> Stored data:
++++++
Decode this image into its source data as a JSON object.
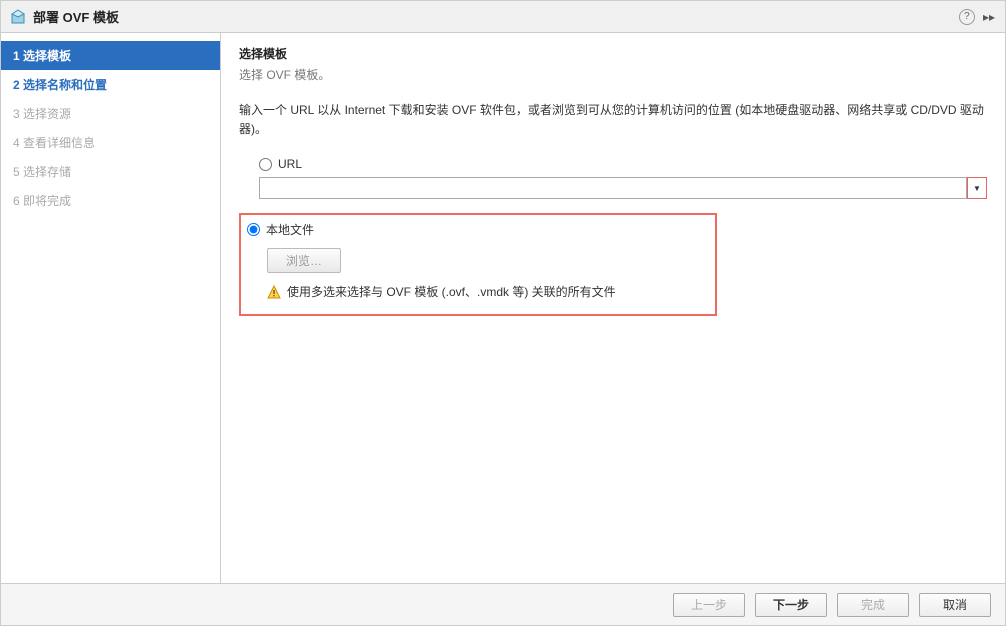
{
  "titlebar": {
    "title": "部署 OVF 模板",
    "help_tooltip": "?"
  },
  "sidebar": {
    "steps": [
      {
        "num": "1",
        "label": "选择模板",
        "state": "active"
      },
      {
        "num": "2",
        "label": "选择名称和位置",
        "state": "enabled"
      },
      {
        "num": "3",
        "label": "选择资源",
        "state": "disabled"
      },
      {
        "num": "4",
        "label": "查看详细信息",
        "state": "disabled"
      },
      {
        "num": "5",
        "label": "选择存储",
        "state": "disabled"
      },
      {
        "num": "6",
        "label": "即将完成",
        "state": "disabled"
      }
    ]
  },
  "main": {
    "section_title": "选择模板",
    "section_subtitle": "选择 OVF 模板。",
    "instructions": "输入一个 URL 以从 Internet 下载和安装 OVF 软件包，或者浏览到可从您的计算机访问的位置 (如本地硬盘驱动器、网络共享或 CD/DVD 驱动器)。",
    "url_option_label": "URL",
    "url_value": "",
    "local_option_label": "本地文件",
    "browse_label": "浏览…",
    "warning_text": "使用多选来选择与 OVF 模板 (.ovf、.vmdk 等) 关联的所有文件",
    "selected_option": "local"
  },
  "footer": {
    "back": "上一步",
    "next": "下一步",
    "finish": "完成",
    "cancel": "取消"
  }
}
++++++
> Written instruction: Repeat the listing verbatim. Skip the pictures.

> Complete response:
Decode this image into its source data as a JSON object.
{
  "titlebar": {
    "title": "部署 OVF 模板",
    "help_tooltip": "?"
  },
  "sidebar": {
    "steps": [
      {
        "num": "1",
        "label": "选择模板",
        "state": "active"
      },
      {
        "num": "2",
        "label": "选择名称和位置",
        "state": "enabled"
      },
      {
        "num": "3",
        "label": "选择资源",
        "state": "disabled"
      },
      {
        "num": "4",
        "label": "查看详细信息",
        "state": "disabled"
      },
      {
        "num": "5",
        "label": "选择存储",
        "state": "disabled"
      },
      {
        "num": "6",
        "label": "即将完成",
        "state": "disabled"
      }
    ]
  },
  "main": {
    "section_title": "选择模板",
    "section_subtitle": "选择 OVF 模板。",
    "instructions": "输入一个 URL 以从 Internet 下载和安装 OVF 软件包，或者浏览到可从您的计算机访问的位置 (如本地硬盘驱动器、网络共享或 CD/DVD 驱动器)。",
    "url_option_label": "URL",
    "url_value": "",
    "local_option_label": "本地文件",
    "browse_label": "浏览…",
    "warning_text": "使用多选来选择与 OVF 模板 (.ovf、.vmdk 等) 关联的所有文件",
    "selected_option": "local"
  },
  "footer": {
    "back": "上一步",
    "next": "下一步",
    "finish": "完成",
    "cancel": "取消"
  }
}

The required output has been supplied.